> [Direction] Go through the data below and copy it exactly, skipping every picture.

--- Material for this exercise ---

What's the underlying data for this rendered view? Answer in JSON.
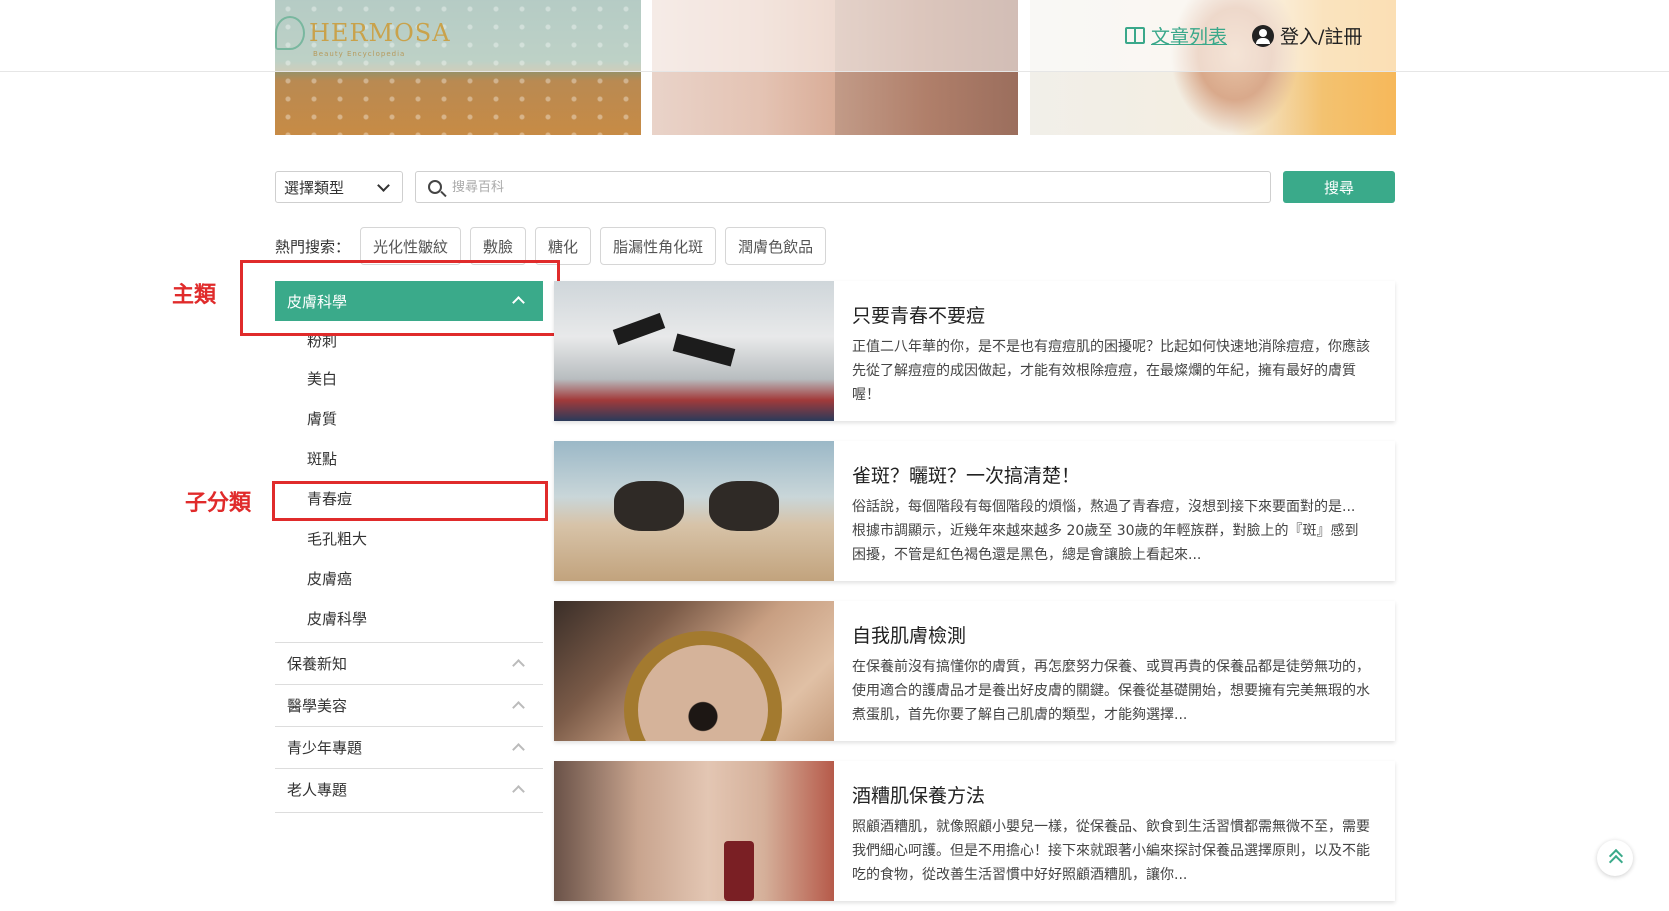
{
  "header": {
    "logo_text": "HERMOSA",
    "logo_sub": "Beauty Encyclopedia",
    "article_list_label": "文章列表",
    "login_label": "登入/註冊"
  },
  "search": {
    "type_select_value": "選擇類型",
    "placeholder": "搜尋百科",
    "button_label": "搜尋"
  },
  "hot_search": {
    "label": "熱門搜索：",
    "tags": [
      "光化性皺紋",
      "敷臉",
      "糖化",
      "脂漏性角化斑",
      "潤膚色飲品"
    ]
  },
  "annotations": {
    "main_category": "主類",
    "sub_category": "子分類"
  },
  "sidebar": {
    "active_category": "皮膚科學",
    "subitems": [
      "粉刺",
      "美白",
      "膚質",
      "斑點",
      "青春痘",
      "毛孔粗大",
      "皮膚癌",
      "皮膚科學"
    ],
    "categories": [
      "保養新知",
      "醫學美容",
      "青少年專題",
      "老人專題"
    ]
  },
  "articles": [
    {
      "title": "只要青春不要痘",
      "desc": "正值二八年華的你，是不是也有痘痘肌的困擾呢？比起如何快速地消除痘痘，你應該先從了解痘痘的成因做起，才能有效根除痘痘，在最燦爛的年紀，擁有最好的膚質喔！"
    },
    {
      "title": "雀斑？曬斑？一次搞清楚！",
      "desc": "俗話說，每個階段有每個階段的煩惱，熬過了青春痘，沒想到接下來要面對的是... 根據市調顯示，近幾年來越來越多 20歲至 30歲的年輕族群，對臉上的『斑』感到困擾，不管是紅色褐色還是黑色，總是會讓臉上看起來..."
    },
    {
      "title": "自我肌膚檢測",
      "desc": "在保養前沒有搞懂你的膚質，再怎麼努力保養、或買再貴的保養品都是徒勞無功的，使用適合的護膚品才是養出好皮膚的關鍵。保養從基礎開始，想要擁有完美無瑕的水煮蛋肌，首先你要了解自己肌膚的類型，才能夠選擇..."
    },
    {
      "title": "酒糟肌保養方法",
      "desc": "照顧酒糟肌，就像照顧小嬰兒一樣，從保養品、飲食到生活習慣都需無微不至，需要我們細心呵護。但是不用擔心！接下來就跟著小編來探討保養品選擇原則，以及不能吃的食物，從改善生活習慣中好好照顧酒糟肌，讓你..."
    }
  ],
  "colors": {
    "accent": "#3aaa8a",
    "annotation_red": "#e02b2b"
  }
}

---

> [Task result]
What's the underlying data for this rendered view? Answer in JSON.
{
  "header": {
    "logo_text": "HERMOSA",
    "logo_sub": "Beauty Encyclopedia",
    "article_list_label": "文章列表",
    "login_label": "登入/註冊"
  },
  "search": {
    "type_select_value": "選擇類型",
    "placeholder": "搜尋百科",
    "button_label": "搜尋"
  },
  "hot_search": {
    "label": "熱門搜索：",
    "tags": [
      "光化性皺紋",
      "敷臉",
      "糖化",
      "脂漏性角化斑",
      "潤膚色飲品"
    ]
  },
  "annotations": {
    "main_category": "主類",
    "sub_category": "子分類"
  },
  "sidebar": {
    "active_category": "皮膚科學",
    "subitems": [
      "粉刺",
      "美白",
      "膚質",
      "斑點",
      "青春痘",
      "毛孔粗大",
      "皮膚癌",
      "皮膚科學"
    ],
    "categories": [
      "保養新知",
      "醫學美容",
      "青少年專題",
      "老人專題"
    ]
  },
  "articles": [
    {
      "title": "只要青春不要痘",
      "desc": "正值二八年華的你，是不是也有痘痘肌的困擾呢？比起如何快速地消除痘痘，你應該先從了解痘痘的成因做起，才能有效根除痘痘，在最燦爛的年紀，擁有最好的膚質喔！"
    },
    {
      "title": "雀斑？曬斑？一次搞清楚！",
      "desc": "俗話說，每個階段有每個階段的煩惱，熬過了青春痘，沒想到接下來要面對的是... 根據市調顯示，近幾年來越來越多 20歲至 30歲的年輕族群，對臉上的『斑』感到困擾，不管是紅色褐色還是黑色，總是會讓臉上看起來..."
    },
    {
      "title": "自我肌膚檢測",
      "desc": "在保養前沒有搞懂你的膚質，再怎麼努力保養、或買再貴的保養品都是徒勞無功的，使用適合的護膚品才是養出好皮膚的關鍵。保養從基礎開始，想要擁有完美無瑕的水煮蛋肌，首先你要了解自己肌膚的類型，才能夠選擇..."
    },
    {
      "title": "酒糟肌保養方法",
      "desc": "照顧酒糟肌，就像照顧小嬰兒一樣，從保養品、飲食到生活習慣都需無微不至，需要我們細心呵護。但是不用擔心！接下來就跟著小編來探討保養品選擇原則，以及不能吃的食物，從改善生活習慣中好好照顧酒糟肌，讓你..."
    }
  ],
  "colors": {
    "accent": "#3aaa8a",
    "annotation_red": "#e02b2b"
  }
}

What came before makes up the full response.